→ TO DO
Copy every entry precisely.

__________________________________________________

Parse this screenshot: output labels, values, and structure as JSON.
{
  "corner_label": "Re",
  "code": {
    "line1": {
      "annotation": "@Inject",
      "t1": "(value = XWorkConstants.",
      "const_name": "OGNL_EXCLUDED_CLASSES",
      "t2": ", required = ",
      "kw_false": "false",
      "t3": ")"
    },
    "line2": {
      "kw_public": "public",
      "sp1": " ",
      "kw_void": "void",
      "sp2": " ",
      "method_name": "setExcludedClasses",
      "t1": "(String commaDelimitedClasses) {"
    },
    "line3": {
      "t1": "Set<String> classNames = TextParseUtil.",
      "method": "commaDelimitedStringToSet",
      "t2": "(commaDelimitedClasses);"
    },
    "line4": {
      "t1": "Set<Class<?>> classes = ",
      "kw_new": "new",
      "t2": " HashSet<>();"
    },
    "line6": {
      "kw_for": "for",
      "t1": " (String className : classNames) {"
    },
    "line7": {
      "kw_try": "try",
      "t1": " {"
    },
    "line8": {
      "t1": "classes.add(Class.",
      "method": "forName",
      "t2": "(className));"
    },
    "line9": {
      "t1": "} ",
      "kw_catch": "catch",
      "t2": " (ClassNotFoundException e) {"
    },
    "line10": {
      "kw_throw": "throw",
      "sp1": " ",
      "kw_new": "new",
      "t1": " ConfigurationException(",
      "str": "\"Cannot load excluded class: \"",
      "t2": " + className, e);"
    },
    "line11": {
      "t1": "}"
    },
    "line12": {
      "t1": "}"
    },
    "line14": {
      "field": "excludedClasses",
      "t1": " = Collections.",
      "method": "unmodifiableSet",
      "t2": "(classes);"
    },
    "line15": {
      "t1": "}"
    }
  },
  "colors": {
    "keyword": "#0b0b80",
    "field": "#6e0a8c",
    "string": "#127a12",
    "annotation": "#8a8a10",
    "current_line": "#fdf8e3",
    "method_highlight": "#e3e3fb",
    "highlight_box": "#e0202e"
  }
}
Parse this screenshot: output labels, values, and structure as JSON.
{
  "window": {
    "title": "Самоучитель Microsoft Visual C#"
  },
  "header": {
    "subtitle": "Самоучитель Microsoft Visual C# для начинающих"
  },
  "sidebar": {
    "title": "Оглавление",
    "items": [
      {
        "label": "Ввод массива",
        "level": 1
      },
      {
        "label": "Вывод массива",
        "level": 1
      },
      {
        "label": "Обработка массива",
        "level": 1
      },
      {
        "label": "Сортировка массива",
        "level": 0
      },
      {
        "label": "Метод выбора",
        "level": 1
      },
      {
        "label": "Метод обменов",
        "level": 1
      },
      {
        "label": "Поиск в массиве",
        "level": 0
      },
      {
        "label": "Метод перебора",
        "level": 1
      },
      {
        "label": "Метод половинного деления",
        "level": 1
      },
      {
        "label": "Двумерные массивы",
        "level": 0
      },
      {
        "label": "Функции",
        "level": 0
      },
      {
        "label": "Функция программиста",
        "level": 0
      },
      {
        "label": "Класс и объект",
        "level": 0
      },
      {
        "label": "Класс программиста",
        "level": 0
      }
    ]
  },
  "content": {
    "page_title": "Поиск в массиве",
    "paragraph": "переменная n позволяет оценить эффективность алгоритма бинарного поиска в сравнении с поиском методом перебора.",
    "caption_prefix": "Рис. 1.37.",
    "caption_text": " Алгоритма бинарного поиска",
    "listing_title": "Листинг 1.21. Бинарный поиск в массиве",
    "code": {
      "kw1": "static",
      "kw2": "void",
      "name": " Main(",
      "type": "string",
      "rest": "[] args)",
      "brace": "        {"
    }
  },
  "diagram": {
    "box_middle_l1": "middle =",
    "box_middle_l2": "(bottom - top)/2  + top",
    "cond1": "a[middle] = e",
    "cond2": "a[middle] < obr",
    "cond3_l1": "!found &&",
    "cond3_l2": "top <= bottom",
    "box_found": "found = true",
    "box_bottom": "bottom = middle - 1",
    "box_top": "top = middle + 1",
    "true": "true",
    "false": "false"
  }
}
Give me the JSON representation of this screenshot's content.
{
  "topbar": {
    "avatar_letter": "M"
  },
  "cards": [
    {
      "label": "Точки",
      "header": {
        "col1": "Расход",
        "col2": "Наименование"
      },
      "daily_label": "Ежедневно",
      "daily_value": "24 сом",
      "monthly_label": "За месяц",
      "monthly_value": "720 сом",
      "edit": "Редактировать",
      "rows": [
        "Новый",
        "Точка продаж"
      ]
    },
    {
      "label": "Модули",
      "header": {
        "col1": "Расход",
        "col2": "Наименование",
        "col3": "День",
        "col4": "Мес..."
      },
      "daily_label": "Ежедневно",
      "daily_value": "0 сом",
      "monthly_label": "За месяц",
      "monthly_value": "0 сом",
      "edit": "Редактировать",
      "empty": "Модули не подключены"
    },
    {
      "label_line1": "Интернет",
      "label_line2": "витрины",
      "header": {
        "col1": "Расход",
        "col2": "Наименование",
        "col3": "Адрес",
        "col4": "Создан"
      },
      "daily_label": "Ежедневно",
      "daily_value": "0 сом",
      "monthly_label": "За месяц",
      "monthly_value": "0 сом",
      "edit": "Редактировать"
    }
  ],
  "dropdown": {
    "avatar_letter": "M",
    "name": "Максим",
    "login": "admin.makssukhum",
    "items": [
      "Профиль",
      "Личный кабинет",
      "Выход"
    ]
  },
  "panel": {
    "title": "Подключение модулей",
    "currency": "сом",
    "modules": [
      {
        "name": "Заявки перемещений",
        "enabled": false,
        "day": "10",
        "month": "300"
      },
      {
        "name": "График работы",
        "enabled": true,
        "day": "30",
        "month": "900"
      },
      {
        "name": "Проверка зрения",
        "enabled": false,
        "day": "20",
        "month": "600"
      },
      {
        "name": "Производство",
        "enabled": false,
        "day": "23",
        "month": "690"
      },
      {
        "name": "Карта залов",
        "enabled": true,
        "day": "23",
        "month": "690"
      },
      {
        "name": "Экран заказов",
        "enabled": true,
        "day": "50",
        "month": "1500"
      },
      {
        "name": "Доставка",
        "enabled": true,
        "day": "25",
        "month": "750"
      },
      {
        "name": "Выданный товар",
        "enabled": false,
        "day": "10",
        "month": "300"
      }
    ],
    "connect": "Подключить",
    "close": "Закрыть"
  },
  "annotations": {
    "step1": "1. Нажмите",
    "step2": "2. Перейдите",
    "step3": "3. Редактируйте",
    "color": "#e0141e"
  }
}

__________________________________________________

→ THE SOLUTION
Parse this screenshot: output labels, values, and structure as JSON.
{
  "corner_label": "Re",
  "code": {
    "line1": {
      "annotation": "@Inject",
      "t1": "(value = XWorkConstants.",
      "const_name": "OGNL_EXCLUDED_CLASSES",
      "t2": ", required = ",
      "kw_false": "false",
      "t3": ")"
    },
    "line2": {
      "kw_public": "public",
      "sp1": " ",
      "kw_void": "void",
      "sp2": " ",
      "method_name": "setExcludedClasses",
      "t1": "(String commaDelimitedClasses) {"
    },
    "line3": {
      "t1": "Set<String> classNames = TextParseUtil.",
      "method": "commaDelimitedStringToSet",
      "t2": "(commaDelimitedClasses);"
    },
    "line4": {
      "t1": "Set<Class<?>> classes = ",
      "kw_new": "new",
      "t2": " HashSet<>();"
    },
    "line6": {
      "kw_for": "for",
      "t1": " (String className : classNames) {"
    },
    "line7": {
      "kw_try": "try",
      "t1": " {"
    },
    "line8": {
      "t1": "classes.add(Class.",
      "method": "forName",
      "t2": "(className));"
    },
    "line9": {
      "t1": "} ",
      "kw_catch": "catch",
      "t2": " (ClassNotFoundException e) {"
    },
    "line10": {
      "kw_throw": "throw",
      "sp1": " ",
      "kw_new": "new",
      "t1": " ConfigurationException(",
      "str": "\"Cannot load excluded class: \"",
      "t2": " + className, e);"
    },
    "line11": {
      "t1": "}"
    },
    "line12": {
      "t1": "}"
    },
    "line14": {
      "field": "excludedClasses",
      "t1": " = Collections.",
      "method": "unmodifiableSet",
      "t2": "(classes);"
    },
    "line15": {
      "t1": "}"
    }
  },
  "colors": {
    "keyword": "#0b0b80",
    "field": "#6e0a8c",
    "string": "#127a12",
    "annotation": "#8a8a10",
    "current_line": "#fdf8e3",
    "method_highlight": "#e3e3fb",
    "highlight_box": "#e0202e"
  }
}
Parse this screenshot: output labels, values, and structure as JSON.
{
  "window": {
    "title": "Самоучитель Microsoft Visual C#"
  },
  "header": {
    "subtitle": "Самоучитель Microsoft Visual C# для начинающих"
  },
  "sidebar": {
    "title": "Оглавление",
    "items": [
      {
        "label": "Ввод массива",
        "level": 1
      },
      {
        "label": "Вывод массива",
        "level": 1
      },
      {
        "label": "Обработка массива",
        "level": 1
      },
      {
        "label": "Сортировка массива",
        "level": 0
      },
      {
        "label": "Метод выбора",
        "level": 1
      },
      {
        "label": "Метод обменов",
        "level": 1
      },
      {
        "label": "Поиск в массиве",
        "level": 0
      },
      {
        "label": "Метод перебора",
        "level": 1
      },
      {
        "label": "Метод половинного деления",
        "level": 1
      },
      {
        "label": "Двумерные массивы",
        "level": 0
      },
      {
        "label": "Функции",
        "level": 0
      },
      {
        "label": "Функция программиста",
        "level": 0
      },
      {
        "label": "Класс и объект",
        "level": 0
      },
      {
        "label": "Класс программиста",
        "level": 0
      }
    ]
  },
  "content": {
    "page_title": "Поиск в массиве",
    "paragraph": "переменная n позволяет оценить эффективность алгоритма бинарного поиска в сравнении с поиском методом перебора.",
    "caption_prefix": "Рис. 1.37.",
    "caption_text": " Алгоритма бинарного поиска",
    "listing_title": "Листинг 1.21. Бинарный поиск в массиве",
    "code": {
      "kw1": "static",
      "kw2": "void",
      "name": " Main(",
      "type": "string",
      "rest": "[] args)",
      "brace": "        {"
    }
  },
  "diagram": {
    "box_middle_l1": "middle =",
    "box_middle_l2": "(bottom - top)/2  + top",
    "cond1": "a[middle] = e",
    "cond2": "a[middle] < obr",
    "cond3_l1": "!found &&",
    "cond3_l2": "top <= bottom",
    "box_found": "found = true",
    "box_bottom": "bottom = middle - 1",
    "box_top": "top = middle + 1",
    "true": "true",
    "false": "false"
  }
}
Give me the JSON representation of this screenshot's content.
{
  "topbar": {
    "avatar_letter": "M"
  },
  "cards": [
    {
      "label": "Точки",
      "header": {
        "col1": "Расход",
        "col2": "Наименование"
      },
      "daily_label": "Ежедневно",
      "daily_value": "24 сом",
      "monthly_label": "За месяц",
      "monthly_value": "720 сом",
      "edit": "Редактировать",
      "rows": [
        "Новый",
        "Точка продаж"
      ]
    },
    {
      "label": "Модули",
      "header": {
        "col1": "Расход",
        "col2": "Наименование",
        "col3": "День",
        "col4": "Мес..."
      },
      "daily_label": "Ежедневно",
      "daily_value": "0 сом",
      "monthly_label": "За месяц",
      "monthly_value": "0 сом",
      "edit": "Редактировать",
      "empty": "Модули не подключены"
    },
    {
      "label_line1": "Интернет",
      "label_line2": "витрины",
      "header": {
        "col1": "Расход",
        "col2": "Наименование",
        "col3": "Адрес",
        "col4": "Создан"
      },
      "daily_label": "Ежедневно",
      "daily_value": "0 сом",
      "monthly_label": "За месяц",
      "monthly_value": "0 сом",
      "edit": "Редактировать"
    }
  ],
  "dropdown": {
    "avatar_letter": "M",
    "name": "Максим",
    "login": "admin.makssukhum",
    "items": [
      "Профиль",
      "Личный кабинет",
      "Выход"
    ]
  },
  "panel": {
    "title": "Подключение модулей",
    "currency": "сом",
    "modules": [
      {
        "name": "Заявки перемещений",
        "enabled": false,
        "day": "10",
        "month": "300"
      },
      {
        "name": "График работы",
        "enabled": true,
        "day": "30",
        "month": "900"
      },
      {
        "name": "Проверка зрения",
        "enabled": false,
        "day": "20",
        "month": "600"
      },
      {
        "name": "Производство",
        "enabled": false,
        "day": "23",
        "month": "690"
      },
      {
        "name": "Карта залов",
        "enabled": true,
        "day": "23",
        "month": "690"
      },
      {
        "name": "Экран заказов",
        "enabled": true,
        "day": "50",
        "month": "1500"
      },
      {
        "name": "Доставка",
        "enabled": true,
        "day": "25",
        "month": "750"
      },
      {
        "name": "Выданный товар",
        "enabled": false,
        "day": "10",
        "month": "300"
      }
    ],
    "connect": "Подключить",
    "close": "Закрыть"
  },
  "annotations": {
    "step1": "1. Нажмите",
    "step2": "2. Перейдите",
    "step3": "3. Редактируйте",
    "color": "#e0141e"
  }
}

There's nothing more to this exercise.